## DOCUMENT PASSAGE
If you're in a long distance college relationship, this article is for you.
The first week of August is coming to a close.
All of your high school friends have donned their uniforms and begun begrudgingly walking through hallways. Some of your college friends have already made the trek back to dorm rooms and green campuses. Beach vacations end, back to school sales interrupt your normal Target shopping and cars become packed with bedding and other "checklist" items.
That's right: it's back to college.
For most people, this is purely positive news: no more nagging parents! No more "as long as you live under my roof!"
But for you, it means a very important goodbye.
Tears. Empty stomachs. Saline stained napkins and Kleenex. A sad first night in a dorm room alone.
But what do you need advice for? You have phones, text, FaceTime and Skype!
Photo from PandaWhale
“With such great advances in technology, communication with loved ones is at a peak in closing gaps between physical distance”
Fortunately, Apple and Skype have invented incredible tools to be able to feel like you're not losing the face to face conversation you have with your SO in reality.

## REQUIRED WORK
1) Render the sentence "But for you, it means a very important goodbye." from the passage on long-distance college relationships into Spanish.
2) Reproduce the passage on long-distance college relationships, starting with "But for you, it" and going on through "SO in reality.", substituting "tissues" for "Kleenex".

## SUPPLIED RECORDS
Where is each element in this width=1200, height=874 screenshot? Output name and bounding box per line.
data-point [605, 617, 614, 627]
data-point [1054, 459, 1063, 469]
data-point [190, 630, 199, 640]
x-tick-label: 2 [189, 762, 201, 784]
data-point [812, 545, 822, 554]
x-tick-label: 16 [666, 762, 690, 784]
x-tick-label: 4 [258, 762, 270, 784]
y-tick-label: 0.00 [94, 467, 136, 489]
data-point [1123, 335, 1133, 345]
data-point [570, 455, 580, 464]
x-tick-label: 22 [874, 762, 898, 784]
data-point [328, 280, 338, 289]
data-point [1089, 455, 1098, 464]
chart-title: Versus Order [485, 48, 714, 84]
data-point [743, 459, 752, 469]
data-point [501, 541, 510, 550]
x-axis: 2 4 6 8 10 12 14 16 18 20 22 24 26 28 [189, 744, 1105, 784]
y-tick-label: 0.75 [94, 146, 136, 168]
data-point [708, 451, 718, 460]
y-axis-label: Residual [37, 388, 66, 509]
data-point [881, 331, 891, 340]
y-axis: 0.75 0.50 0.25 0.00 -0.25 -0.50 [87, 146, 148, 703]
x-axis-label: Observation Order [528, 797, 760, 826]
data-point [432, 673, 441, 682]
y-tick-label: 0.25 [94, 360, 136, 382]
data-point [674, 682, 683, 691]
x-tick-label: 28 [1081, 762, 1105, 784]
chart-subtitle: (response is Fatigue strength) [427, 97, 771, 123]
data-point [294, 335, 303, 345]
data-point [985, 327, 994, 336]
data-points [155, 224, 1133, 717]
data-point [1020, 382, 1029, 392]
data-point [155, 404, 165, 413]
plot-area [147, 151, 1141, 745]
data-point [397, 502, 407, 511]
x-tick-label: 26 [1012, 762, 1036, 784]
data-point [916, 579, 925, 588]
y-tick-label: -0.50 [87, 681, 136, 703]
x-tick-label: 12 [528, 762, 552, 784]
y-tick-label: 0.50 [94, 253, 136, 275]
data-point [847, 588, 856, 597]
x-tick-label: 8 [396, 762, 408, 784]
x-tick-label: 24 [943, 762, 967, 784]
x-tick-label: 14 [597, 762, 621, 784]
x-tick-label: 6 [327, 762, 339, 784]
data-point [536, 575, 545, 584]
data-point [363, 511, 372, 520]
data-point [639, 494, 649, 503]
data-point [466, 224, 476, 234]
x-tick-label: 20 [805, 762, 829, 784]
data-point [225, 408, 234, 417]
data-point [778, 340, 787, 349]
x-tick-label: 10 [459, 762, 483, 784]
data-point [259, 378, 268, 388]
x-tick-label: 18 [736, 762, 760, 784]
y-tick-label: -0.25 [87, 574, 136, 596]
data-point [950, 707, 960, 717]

## TASK-BY-TASK RESULTS
1) Pero para ti, significa una despedida muy importante.

2)
But for you, it means a very important goodbye.
Tears. Empty stomachs. Saline stained napkins and tissues. A sad first night in a dorm room alone.
But what do you need advice for? You have phones, text, FaceTime and Skype!
Photo from PandaWhale
“With such great advances in technology, communication with loved ones is at a peak in closing gaps between physical distance”
Fortunately, Apple and Skype have invented incredible tools to be able to feel like you're not losing the face to face conversation you have with your SO in reality.